§ WHAT YOU NEED TO DO:
Check each line of the listing for the word "Leiguverð" and give only the number of lines that have it.

§ Dataset rows about figures:
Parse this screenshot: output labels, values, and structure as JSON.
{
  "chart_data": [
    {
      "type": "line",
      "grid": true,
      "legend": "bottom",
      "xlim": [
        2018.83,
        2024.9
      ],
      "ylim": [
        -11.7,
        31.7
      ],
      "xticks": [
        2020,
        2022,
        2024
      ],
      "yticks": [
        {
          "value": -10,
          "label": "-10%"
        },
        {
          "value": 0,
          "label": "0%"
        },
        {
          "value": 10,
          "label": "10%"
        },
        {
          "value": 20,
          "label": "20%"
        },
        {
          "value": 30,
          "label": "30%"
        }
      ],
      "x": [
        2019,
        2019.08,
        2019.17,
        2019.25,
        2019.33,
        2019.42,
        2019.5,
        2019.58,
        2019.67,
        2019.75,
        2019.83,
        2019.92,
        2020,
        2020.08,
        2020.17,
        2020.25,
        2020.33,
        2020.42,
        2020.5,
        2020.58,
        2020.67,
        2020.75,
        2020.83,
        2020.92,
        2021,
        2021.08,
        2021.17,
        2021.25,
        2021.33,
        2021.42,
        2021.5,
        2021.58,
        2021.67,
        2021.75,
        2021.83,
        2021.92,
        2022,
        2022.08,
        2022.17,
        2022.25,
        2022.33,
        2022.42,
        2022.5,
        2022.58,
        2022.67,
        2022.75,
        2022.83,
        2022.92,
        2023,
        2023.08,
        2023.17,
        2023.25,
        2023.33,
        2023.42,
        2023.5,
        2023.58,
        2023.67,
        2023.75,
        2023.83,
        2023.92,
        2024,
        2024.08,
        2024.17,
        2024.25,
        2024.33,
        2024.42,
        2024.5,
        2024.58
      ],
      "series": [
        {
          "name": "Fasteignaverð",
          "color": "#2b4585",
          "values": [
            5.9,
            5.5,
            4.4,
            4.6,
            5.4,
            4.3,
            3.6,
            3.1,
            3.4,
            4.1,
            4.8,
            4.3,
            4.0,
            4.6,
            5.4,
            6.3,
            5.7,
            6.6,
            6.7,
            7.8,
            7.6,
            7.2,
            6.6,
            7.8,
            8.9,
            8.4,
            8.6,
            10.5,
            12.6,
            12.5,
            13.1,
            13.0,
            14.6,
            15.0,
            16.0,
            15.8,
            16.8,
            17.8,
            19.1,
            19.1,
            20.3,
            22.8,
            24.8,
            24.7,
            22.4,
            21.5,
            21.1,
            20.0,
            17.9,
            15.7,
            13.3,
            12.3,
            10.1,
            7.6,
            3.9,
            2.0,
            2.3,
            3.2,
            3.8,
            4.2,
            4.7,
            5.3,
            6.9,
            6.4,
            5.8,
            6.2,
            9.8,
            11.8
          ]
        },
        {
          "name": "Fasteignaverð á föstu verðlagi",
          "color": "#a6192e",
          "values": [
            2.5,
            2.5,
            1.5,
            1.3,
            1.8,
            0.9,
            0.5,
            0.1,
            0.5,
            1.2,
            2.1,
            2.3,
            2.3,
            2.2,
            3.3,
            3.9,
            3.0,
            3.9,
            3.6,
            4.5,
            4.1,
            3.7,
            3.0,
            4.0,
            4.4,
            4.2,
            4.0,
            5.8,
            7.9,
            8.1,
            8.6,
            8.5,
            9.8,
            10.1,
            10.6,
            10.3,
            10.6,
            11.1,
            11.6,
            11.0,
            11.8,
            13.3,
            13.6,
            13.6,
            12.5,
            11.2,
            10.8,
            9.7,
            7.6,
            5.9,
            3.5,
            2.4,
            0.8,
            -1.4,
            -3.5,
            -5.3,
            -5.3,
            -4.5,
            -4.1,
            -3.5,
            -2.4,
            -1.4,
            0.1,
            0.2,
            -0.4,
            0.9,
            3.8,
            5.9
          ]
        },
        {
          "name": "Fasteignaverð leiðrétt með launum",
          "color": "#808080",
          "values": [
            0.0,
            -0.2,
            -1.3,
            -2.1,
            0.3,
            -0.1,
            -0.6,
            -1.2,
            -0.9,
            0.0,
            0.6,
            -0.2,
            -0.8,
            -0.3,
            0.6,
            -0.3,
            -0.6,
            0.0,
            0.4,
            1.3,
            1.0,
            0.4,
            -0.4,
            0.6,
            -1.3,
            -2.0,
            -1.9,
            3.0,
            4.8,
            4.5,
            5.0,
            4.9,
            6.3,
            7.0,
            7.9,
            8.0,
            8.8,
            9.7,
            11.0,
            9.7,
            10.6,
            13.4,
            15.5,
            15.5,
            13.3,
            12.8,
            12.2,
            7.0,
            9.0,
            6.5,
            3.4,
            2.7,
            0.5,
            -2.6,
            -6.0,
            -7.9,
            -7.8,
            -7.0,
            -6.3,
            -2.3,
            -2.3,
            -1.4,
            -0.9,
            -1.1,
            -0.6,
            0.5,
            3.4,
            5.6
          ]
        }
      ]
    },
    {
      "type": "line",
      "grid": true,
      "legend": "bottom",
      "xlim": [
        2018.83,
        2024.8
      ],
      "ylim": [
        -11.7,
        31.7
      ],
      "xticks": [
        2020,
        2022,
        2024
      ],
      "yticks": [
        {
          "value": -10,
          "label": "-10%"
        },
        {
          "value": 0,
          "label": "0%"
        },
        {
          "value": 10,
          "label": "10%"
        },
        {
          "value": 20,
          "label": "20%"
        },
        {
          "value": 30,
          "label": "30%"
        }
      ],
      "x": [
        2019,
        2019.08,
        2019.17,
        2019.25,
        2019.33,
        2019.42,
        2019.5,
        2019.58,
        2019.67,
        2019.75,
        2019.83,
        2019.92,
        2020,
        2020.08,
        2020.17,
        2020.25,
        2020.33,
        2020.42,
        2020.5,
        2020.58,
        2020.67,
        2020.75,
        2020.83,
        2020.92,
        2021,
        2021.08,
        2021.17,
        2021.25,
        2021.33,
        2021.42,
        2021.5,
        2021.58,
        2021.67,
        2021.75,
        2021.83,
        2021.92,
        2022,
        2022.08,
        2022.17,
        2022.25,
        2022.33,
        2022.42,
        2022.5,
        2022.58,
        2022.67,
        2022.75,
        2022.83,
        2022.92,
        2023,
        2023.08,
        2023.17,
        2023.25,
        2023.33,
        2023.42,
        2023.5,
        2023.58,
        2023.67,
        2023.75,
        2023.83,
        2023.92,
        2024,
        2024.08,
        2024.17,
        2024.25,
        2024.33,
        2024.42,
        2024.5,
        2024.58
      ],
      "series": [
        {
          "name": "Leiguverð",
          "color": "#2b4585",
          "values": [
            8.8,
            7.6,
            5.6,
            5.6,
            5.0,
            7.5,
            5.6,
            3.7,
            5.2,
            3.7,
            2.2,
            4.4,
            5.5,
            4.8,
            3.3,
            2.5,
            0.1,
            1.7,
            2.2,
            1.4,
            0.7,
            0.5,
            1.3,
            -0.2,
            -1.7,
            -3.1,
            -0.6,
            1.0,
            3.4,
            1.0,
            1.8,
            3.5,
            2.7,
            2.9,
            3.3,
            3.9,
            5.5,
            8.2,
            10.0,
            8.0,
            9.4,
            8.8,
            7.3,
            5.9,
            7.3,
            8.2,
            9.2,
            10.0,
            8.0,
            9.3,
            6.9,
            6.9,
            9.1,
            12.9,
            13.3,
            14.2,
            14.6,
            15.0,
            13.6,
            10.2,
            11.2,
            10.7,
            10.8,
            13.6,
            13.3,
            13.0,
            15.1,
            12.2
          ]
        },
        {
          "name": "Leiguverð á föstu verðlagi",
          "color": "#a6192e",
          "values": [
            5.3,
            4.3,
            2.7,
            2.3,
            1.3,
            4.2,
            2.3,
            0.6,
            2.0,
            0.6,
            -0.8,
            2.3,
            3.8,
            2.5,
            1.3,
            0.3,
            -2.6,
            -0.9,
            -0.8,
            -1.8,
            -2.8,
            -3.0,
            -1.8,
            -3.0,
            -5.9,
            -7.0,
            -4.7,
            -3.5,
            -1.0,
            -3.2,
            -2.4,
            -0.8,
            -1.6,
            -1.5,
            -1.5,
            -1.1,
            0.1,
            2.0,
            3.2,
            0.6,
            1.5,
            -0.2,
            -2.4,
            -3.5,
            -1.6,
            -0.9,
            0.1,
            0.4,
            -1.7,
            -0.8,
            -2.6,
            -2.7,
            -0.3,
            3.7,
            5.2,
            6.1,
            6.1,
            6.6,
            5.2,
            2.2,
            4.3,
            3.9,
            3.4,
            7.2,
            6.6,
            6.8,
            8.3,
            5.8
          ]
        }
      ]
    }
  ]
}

§ EXPECTED ANSWER:
2